Look through the data and write out every line with the word "this" in it.

- - - - - - -

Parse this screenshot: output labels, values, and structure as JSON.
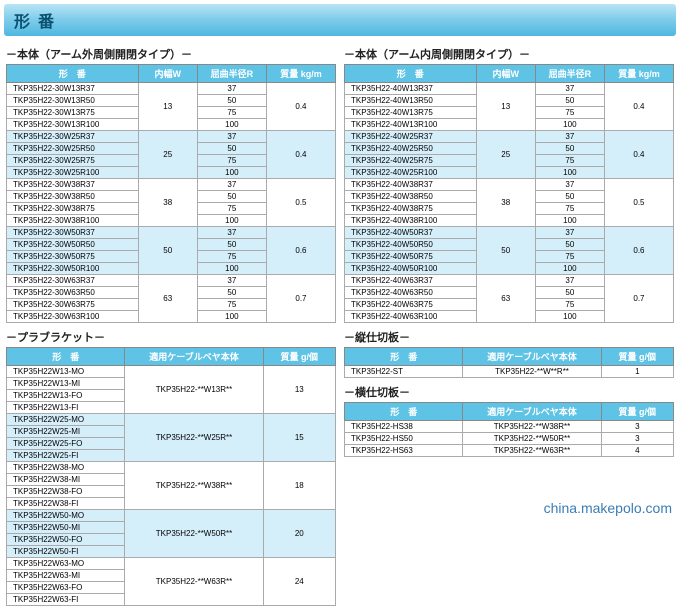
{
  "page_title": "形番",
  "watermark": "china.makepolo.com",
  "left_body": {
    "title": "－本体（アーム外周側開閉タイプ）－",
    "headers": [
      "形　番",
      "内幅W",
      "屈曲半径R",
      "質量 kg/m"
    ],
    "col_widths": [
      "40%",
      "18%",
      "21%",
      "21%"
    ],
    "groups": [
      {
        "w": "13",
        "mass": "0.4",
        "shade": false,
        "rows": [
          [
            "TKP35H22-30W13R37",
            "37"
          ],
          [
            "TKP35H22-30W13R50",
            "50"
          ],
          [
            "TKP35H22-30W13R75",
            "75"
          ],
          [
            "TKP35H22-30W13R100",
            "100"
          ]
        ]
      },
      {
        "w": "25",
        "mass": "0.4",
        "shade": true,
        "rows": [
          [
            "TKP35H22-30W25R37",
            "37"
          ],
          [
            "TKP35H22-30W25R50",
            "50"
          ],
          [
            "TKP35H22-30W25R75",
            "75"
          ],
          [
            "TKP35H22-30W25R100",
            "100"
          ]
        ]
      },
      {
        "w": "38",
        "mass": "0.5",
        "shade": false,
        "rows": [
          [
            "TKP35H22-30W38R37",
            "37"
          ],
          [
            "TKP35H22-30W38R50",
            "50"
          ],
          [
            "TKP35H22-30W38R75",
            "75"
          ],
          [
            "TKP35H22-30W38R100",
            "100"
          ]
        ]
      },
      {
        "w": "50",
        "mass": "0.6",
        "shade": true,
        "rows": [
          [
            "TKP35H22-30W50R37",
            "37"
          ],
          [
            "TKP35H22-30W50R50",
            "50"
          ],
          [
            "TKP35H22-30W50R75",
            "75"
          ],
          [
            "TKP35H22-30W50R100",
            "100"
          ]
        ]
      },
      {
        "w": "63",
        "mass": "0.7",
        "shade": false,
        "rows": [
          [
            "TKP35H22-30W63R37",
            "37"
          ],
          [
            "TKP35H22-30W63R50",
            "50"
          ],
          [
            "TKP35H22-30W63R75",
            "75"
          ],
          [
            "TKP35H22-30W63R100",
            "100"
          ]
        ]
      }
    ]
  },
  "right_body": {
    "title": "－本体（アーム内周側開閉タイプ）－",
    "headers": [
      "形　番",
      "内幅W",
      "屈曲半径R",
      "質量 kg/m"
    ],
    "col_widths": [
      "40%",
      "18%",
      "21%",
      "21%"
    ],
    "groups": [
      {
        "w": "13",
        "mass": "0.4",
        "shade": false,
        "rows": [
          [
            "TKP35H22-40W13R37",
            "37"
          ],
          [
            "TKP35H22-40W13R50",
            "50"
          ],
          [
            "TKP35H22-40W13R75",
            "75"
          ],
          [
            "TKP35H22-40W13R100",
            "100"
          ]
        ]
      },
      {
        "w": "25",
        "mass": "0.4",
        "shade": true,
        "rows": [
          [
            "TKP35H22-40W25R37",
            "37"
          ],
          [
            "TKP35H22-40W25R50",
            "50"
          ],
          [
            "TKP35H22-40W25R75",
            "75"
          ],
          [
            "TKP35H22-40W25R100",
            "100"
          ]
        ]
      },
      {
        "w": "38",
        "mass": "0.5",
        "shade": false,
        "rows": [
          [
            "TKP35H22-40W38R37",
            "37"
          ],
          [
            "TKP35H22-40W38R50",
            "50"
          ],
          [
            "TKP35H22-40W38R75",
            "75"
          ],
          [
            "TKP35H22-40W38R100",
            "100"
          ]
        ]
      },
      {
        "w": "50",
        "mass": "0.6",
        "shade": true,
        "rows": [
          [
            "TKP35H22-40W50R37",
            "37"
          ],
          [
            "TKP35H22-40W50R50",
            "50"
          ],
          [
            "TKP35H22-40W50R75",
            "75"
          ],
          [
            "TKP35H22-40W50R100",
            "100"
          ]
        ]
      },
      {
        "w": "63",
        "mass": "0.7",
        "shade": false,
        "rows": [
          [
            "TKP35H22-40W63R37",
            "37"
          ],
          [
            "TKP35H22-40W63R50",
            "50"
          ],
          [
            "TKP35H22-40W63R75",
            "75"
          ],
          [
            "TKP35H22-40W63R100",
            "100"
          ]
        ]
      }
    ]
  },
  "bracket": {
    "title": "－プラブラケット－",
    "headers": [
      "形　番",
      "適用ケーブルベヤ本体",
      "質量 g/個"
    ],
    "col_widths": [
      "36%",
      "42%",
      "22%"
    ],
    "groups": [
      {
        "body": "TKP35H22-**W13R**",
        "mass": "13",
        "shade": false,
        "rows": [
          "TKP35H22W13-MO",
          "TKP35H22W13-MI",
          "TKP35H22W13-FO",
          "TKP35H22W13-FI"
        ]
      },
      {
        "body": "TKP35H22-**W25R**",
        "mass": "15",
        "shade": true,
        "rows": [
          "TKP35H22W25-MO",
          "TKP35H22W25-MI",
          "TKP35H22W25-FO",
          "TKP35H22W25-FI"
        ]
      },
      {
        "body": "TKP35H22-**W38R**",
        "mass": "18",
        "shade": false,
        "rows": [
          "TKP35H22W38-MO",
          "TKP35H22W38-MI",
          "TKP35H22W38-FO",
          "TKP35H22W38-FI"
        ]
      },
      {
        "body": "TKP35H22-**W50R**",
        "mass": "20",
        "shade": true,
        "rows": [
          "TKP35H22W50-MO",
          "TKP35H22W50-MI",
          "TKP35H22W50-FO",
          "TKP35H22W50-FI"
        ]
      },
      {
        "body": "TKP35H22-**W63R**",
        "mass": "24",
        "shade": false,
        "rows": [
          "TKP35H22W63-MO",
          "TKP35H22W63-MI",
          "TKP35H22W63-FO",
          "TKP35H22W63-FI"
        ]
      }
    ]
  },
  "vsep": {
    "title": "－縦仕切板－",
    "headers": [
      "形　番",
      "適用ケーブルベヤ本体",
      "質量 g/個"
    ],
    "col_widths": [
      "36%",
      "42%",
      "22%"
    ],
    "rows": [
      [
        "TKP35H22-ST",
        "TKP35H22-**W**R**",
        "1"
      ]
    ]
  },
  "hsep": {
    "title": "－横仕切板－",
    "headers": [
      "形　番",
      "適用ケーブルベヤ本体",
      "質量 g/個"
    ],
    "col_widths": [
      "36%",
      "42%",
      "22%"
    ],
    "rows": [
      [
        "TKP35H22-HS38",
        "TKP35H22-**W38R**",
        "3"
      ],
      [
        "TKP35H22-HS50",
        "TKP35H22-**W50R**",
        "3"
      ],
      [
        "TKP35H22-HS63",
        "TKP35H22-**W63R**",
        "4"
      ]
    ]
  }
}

- - - - - - -

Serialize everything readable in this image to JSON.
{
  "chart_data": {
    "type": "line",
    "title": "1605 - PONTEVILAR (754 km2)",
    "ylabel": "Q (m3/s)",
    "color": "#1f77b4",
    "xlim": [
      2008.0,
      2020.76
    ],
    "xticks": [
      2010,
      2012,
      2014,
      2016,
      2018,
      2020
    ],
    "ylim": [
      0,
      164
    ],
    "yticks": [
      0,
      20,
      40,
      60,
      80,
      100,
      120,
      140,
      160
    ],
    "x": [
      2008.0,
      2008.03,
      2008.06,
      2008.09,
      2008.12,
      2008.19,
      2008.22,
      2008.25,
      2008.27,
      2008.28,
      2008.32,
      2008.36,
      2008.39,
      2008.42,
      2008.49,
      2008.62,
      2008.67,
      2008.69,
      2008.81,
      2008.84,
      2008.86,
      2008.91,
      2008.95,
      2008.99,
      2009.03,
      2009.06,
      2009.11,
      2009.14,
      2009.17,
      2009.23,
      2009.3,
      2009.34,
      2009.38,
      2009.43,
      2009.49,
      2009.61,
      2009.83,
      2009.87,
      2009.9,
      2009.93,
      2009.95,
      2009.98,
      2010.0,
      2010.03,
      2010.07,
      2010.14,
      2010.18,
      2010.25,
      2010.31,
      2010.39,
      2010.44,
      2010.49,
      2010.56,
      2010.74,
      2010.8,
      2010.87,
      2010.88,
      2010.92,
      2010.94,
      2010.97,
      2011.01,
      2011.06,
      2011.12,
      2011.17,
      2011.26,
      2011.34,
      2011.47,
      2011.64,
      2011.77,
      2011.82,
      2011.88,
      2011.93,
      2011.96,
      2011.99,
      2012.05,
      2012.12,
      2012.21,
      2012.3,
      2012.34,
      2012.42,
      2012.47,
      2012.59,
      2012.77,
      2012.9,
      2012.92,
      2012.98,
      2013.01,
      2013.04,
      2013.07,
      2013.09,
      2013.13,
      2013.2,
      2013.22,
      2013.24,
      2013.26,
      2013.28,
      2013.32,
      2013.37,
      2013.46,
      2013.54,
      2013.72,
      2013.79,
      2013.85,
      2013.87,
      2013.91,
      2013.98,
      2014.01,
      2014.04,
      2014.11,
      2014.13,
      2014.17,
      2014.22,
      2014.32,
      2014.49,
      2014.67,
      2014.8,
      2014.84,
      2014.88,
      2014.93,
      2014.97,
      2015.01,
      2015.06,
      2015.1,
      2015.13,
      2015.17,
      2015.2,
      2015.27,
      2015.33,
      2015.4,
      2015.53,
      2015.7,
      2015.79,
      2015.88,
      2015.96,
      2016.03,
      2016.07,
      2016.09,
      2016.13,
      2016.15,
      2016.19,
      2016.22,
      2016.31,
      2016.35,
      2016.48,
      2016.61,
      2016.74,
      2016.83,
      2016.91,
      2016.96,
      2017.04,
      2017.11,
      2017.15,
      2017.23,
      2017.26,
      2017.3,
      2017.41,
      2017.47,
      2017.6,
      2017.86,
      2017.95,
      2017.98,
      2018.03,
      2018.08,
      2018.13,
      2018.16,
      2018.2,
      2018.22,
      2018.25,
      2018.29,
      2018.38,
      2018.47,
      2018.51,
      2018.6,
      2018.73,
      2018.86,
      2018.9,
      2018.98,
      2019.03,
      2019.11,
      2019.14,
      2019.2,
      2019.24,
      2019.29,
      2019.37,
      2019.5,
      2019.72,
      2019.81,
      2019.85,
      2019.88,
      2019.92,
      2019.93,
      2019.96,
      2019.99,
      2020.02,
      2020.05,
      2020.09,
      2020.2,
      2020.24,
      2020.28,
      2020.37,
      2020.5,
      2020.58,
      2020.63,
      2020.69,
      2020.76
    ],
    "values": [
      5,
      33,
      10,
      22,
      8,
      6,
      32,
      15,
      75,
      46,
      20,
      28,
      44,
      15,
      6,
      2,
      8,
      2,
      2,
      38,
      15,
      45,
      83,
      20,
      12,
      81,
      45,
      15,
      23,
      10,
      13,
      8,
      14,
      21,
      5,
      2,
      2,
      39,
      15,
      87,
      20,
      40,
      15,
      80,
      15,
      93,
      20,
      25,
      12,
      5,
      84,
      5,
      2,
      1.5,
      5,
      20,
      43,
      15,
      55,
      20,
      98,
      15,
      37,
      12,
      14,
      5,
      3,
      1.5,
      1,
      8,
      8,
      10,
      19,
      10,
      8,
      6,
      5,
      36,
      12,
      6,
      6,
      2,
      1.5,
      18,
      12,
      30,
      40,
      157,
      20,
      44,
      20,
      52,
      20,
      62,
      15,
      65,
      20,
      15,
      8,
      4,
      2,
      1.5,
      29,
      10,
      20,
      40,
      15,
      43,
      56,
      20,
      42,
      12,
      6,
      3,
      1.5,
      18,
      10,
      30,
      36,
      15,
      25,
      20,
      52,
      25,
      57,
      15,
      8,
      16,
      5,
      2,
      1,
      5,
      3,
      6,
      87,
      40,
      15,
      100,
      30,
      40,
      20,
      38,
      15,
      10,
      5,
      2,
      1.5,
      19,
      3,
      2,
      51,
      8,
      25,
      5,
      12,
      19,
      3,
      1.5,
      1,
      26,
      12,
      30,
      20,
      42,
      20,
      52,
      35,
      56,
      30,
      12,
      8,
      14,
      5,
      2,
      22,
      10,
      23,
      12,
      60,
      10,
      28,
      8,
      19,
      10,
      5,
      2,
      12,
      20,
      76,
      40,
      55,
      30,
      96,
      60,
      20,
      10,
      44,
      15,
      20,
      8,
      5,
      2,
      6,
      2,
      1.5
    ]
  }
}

- - - - - - -

• _Response_:
Parse this screenshot: output labels, values, and structure as JSON.
Serialize everything readable in this image to JSON.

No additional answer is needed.